──────── Excerpted records ────────

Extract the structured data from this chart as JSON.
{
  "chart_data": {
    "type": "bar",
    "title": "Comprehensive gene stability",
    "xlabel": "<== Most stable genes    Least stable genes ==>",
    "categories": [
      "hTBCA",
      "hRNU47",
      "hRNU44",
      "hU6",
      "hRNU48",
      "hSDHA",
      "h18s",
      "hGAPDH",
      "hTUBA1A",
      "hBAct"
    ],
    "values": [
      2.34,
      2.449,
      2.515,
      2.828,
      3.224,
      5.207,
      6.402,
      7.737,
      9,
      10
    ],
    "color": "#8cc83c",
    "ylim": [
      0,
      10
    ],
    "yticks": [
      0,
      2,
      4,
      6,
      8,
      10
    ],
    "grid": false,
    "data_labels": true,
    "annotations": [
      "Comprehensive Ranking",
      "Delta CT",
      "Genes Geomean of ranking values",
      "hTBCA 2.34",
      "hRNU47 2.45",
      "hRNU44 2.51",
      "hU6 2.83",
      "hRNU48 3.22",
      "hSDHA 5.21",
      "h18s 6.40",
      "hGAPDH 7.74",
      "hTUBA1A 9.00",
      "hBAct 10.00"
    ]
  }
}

────────

- _Exercise brief_
All of the data above should be output exactly.

- _Exercise solution_
Extract the structured data from this chart as JSON.
{
  "chart_data": {
    "type": "bar",
    "title": "Comprehensive gene stability",
    "xlabel": "<== Most stable genes    Least stable genes ==>",
    "categories": [
      "hTBCA",
      "hRNU47",
      "hRNU44",
      "hU6",
      "hRNU48",
      "hSDHA",
      "h18s",
      "hGAPDH",
      "hTUBA1A",
      "hBAct"
    ],
    "values": [
      2.34,
      2.449,
      2.515,
      2.828,
      3.224,
      5.207,
      6.402,
      7.737,
      9,
      10
    ],
    "color": "#8cc83c",
    "ylim": [
      0,
      10
    ],
    "yticks": [
      0,
      2,
      4,
      6,
      8,
      10
    ],
    "grid": false,
    "data_labels": true,
    "annotations": [
      "Comprehensive Ranking",
      "Delta CT",
      "Genes Geomean of ranking values",
      "hTBCA 2.34",
      "hRNU47 2.45",
      "hRNU44 2.51",
      "hU6 2.83",
      "hRNU48 3.22",
      "hSDHA 5.21",
      "h18s 6.40",
      "hGAPDH 7.74",
      "hTUBA1A 9.00",
      "hBAct 10.00"
    ]
  }
}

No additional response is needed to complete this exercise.